- EXERCISE AIM:
Take the material and output all of it exactly.
══ DATA RECORDS
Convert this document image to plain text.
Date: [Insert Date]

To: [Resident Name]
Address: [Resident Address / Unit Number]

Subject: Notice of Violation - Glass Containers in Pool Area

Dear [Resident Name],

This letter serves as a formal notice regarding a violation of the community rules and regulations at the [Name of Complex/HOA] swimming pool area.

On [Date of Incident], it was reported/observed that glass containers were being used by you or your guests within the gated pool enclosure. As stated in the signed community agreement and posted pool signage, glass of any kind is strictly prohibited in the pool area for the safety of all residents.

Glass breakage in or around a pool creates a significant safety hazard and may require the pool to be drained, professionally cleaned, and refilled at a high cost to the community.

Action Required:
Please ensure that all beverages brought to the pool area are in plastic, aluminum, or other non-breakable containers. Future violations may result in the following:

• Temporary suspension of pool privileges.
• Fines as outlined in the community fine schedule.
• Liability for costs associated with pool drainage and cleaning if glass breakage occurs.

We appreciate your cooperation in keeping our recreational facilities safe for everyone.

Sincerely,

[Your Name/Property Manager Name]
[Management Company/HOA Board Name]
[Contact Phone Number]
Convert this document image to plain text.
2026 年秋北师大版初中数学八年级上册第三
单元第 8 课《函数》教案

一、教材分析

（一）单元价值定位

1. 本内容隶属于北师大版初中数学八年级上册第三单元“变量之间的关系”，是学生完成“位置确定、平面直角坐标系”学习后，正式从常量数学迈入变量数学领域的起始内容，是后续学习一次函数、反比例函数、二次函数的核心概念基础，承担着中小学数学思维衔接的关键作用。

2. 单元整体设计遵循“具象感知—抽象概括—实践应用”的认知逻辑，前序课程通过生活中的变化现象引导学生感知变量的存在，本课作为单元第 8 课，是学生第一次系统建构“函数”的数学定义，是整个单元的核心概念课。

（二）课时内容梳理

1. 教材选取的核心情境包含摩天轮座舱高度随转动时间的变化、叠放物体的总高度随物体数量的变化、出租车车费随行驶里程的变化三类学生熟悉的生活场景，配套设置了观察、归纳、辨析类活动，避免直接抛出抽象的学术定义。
════
- WRITTEN SOLUTION:
Convert this document image to plain text.
Date: [Insert Date]

To: [Resident Name]
Address: [Resident Address / Unit Number]

Subject: Notice of Violation - Glass Containers in Pool Area

Dear [Resident Name],

This letter serves as a formal notice regarding a violation of the community rules and regulations at the [Name of Complex/HOA] swimming pool area.

On [Date of Incident], it was reported/observed that glass containers were being used by you or your guests within the gated pool enclosure. As stated in the signed community agreement and posted pool signage, glass of any kind is strictly prohibited in the pool area for the safety of all residents.

Glass breakage in or around a pool creates a significant safety hazard and may require the pool to be drained, professionally cleaned, and refilled at a high cost to the community.

Action Required:
Please ensure that all beverages brought to the pool area are in plastic, aluminum, or other non-breakable containers. Future violations may result in the following:

• Temporary suspension of pool privileges.
• Fines as outlined in the community fine schedule.
• Liability for costs associated with pool drainage and cleaning if glass breakage occurs.

We appreciate your cooperation in keeping our recreational facilities safe for everyone.

Sincerely,

[Your Name/Property Manager Name]
[Management Company/HOA Board Name]
[Contact Phone Number]
Convert this document image to plain text.
2026 年秋北师大版初中数学八年级上册第三
单元第 8 课《函数》教案

一、教材分析

（一）单元价值定位

1. 本内容隶属于北师大版初中数学八年级上册第三单元“变量之间的关系”，是学生完成“位置确定、平面直角坐标系”学习后，正式从常量数学迈入变量数学领域的起始内容，是后续学习一次函数、反比例函数、二次函数的核心概念基础，承担着中小学数学思维衔接的关键作用。

2. 单元整体设计遵循“具象感知—抽象概括—实践应用”的认知逻辑，前序课程通过生活中的变化现象引导学生感知变量的存在，本课作为单元第 8 课，是学生第一次系统建构“函数”的数学定义，是整个单元的核心概念课。

（二）课时内容梳理

1. 教材选取的核心情境包含摩天轮座舱高度随转动时间的变化、叠放物体的总高度随物体数量的变化、出租车车费随行驶里程的变化三类学生熟悉的生活场景，配套设置了观察、归纳、辨析类活动，避免直接抛出抽象的学术定义。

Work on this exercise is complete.